WRITTEN PROBLEM → Return the lines where the word "плакатов" occurs.

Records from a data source

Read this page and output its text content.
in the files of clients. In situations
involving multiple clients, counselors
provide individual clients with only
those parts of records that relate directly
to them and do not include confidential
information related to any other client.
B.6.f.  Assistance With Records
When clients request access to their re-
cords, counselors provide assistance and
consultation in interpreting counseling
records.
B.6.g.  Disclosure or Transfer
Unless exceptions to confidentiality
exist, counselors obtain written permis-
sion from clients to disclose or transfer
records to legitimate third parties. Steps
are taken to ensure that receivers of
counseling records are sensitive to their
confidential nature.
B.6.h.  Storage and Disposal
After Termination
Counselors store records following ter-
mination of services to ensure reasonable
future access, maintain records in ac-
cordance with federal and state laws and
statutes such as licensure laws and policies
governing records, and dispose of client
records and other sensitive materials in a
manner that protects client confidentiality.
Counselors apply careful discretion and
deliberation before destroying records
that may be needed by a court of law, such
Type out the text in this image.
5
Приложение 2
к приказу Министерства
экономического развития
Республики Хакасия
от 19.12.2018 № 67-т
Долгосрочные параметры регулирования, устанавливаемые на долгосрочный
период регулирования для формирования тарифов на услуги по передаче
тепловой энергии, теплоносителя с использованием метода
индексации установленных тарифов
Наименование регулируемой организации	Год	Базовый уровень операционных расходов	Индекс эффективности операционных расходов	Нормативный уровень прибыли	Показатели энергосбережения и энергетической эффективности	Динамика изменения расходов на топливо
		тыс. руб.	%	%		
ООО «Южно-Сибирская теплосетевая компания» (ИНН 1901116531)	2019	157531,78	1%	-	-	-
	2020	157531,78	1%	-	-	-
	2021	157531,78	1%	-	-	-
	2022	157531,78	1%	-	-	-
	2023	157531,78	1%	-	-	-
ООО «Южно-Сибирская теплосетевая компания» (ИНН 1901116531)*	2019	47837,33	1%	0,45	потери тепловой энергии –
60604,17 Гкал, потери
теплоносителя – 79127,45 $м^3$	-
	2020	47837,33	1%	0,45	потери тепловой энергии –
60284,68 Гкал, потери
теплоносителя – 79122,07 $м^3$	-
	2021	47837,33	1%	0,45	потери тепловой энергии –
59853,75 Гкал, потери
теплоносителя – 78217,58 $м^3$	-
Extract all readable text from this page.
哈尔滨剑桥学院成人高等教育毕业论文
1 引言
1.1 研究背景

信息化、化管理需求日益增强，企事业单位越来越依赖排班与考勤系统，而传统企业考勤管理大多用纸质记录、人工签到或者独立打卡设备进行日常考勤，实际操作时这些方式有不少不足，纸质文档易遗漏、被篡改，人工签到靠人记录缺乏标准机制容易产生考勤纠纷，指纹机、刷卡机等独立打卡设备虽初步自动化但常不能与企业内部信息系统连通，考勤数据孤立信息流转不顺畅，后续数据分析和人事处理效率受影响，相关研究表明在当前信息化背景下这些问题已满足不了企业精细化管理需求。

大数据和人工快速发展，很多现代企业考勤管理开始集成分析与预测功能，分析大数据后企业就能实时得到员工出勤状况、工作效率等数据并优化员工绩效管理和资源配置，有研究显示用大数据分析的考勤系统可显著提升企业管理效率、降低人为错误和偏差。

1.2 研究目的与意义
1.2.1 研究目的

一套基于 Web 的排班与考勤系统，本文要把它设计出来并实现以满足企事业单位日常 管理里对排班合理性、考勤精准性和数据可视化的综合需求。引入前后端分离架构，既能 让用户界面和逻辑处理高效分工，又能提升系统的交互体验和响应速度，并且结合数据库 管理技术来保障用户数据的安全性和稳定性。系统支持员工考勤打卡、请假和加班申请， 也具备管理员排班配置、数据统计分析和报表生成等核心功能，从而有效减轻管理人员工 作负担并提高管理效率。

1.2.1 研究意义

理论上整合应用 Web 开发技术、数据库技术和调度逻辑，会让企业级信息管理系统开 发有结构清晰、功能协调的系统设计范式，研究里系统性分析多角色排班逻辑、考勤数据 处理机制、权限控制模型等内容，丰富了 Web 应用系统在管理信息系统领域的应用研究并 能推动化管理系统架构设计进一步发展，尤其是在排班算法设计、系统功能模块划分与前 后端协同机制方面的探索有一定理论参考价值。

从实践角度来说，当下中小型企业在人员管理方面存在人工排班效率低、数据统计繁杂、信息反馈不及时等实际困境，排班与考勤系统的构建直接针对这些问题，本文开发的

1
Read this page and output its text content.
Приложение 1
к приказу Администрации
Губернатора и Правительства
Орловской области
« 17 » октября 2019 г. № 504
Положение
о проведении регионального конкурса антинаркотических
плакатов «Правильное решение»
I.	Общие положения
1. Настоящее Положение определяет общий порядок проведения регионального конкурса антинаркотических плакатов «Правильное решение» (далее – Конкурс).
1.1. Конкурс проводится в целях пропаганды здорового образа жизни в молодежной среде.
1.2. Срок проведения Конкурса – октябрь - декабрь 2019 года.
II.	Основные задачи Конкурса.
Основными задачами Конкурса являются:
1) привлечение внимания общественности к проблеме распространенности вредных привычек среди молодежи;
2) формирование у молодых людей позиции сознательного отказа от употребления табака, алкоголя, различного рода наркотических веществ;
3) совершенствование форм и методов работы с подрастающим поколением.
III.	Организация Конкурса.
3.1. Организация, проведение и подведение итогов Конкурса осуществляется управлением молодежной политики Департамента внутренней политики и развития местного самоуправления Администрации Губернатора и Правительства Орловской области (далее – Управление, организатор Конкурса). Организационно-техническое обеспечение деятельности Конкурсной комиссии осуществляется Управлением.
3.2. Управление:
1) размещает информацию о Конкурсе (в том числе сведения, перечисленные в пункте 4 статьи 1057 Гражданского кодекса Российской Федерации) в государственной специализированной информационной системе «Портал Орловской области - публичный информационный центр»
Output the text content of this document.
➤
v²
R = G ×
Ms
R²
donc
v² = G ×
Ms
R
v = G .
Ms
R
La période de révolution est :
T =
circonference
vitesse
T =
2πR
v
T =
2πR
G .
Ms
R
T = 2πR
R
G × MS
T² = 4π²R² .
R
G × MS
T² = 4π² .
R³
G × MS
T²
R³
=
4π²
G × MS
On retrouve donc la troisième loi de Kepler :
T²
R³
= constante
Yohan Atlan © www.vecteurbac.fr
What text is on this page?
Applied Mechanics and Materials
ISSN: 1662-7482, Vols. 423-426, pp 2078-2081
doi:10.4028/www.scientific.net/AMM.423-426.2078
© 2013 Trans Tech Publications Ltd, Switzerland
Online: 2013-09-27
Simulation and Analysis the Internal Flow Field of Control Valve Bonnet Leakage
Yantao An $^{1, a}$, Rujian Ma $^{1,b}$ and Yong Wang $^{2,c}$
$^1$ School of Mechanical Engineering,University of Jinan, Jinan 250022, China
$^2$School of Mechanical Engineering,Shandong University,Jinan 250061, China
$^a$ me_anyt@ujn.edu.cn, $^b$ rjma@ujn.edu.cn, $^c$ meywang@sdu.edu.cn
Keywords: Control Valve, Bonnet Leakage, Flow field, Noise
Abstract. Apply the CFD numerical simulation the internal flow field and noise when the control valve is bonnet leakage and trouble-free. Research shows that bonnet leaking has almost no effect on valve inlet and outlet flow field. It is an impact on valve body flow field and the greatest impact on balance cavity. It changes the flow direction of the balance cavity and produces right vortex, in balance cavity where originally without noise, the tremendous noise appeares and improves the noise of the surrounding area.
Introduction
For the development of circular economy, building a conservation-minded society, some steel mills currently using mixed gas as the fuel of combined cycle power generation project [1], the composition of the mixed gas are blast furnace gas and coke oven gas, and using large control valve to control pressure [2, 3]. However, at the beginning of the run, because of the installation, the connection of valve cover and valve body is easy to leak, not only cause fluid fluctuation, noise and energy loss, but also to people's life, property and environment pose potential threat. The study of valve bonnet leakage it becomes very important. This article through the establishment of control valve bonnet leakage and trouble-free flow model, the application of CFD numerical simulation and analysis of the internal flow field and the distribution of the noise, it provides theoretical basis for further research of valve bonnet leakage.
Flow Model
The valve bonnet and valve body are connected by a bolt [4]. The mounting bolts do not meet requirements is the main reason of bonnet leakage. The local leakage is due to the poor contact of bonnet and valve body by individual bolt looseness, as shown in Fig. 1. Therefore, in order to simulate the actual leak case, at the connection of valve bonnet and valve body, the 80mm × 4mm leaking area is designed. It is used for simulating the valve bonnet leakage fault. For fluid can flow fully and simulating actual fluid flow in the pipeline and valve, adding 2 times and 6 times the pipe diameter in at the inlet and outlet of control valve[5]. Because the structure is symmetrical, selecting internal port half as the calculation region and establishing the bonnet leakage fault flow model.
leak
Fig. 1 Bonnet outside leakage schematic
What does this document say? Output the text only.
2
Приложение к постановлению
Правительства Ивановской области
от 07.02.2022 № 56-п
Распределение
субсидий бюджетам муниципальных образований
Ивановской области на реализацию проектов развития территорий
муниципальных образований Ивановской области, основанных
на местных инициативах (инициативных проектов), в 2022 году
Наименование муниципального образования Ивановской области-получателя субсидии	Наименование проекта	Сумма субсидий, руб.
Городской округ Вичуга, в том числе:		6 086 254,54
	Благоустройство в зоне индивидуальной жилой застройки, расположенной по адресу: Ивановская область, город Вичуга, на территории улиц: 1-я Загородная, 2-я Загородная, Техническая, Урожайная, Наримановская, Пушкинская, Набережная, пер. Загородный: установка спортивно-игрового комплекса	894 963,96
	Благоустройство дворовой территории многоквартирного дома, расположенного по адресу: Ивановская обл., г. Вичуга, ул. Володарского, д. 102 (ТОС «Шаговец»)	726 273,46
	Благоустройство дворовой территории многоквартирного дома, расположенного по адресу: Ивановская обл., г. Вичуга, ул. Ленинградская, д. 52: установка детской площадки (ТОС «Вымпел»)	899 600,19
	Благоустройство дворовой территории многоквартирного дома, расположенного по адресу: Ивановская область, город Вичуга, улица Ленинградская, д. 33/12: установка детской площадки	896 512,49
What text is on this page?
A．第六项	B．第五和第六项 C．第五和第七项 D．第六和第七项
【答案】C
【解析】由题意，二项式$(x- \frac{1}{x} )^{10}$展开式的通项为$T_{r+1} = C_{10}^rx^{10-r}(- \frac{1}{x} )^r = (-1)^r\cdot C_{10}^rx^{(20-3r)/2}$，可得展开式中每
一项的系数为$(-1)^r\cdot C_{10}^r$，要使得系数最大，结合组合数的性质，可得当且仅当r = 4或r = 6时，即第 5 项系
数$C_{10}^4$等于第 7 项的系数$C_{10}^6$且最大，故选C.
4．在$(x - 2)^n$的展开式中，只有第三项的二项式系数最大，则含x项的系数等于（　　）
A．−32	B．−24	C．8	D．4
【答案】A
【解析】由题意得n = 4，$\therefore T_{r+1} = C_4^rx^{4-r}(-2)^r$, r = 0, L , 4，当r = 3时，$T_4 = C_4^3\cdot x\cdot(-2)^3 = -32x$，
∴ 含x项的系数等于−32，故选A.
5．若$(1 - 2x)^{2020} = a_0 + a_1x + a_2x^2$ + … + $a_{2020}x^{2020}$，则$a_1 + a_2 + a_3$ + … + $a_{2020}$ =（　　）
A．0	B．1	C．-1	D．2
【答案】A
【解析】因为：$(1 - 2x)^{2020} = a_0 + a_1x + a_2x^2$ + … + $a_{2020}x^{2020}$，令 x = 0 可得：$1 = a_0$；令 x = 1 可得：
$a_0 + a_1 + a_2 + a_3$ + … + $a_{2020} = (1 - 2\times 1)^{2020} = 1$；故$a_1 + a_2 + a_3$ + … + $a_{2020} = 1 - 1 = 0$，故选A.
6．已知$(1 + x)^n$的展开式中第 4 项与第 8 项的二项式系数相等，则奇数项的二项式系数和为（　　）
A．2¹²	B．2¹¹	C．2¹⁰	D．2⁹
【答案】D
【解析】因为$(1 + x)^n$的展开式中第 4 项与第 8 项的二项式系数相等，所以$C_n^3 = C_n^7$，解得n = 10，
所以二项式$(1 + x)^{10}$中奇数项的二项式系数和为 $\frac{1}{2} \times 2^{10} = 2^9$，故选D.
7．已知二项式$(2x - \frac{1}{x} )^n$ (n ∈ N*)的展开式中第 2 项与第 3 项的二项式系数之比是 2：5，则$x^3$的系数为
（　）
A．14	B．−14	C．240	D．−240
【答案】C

RESULT OF THIS EXERCISE →
плакатов «Правильное решение»
1. Настоящее Положение определяет общий порядок проведения регионального конкурса антинаркотических плакатов «Правильное решение» (далее – Конкурс).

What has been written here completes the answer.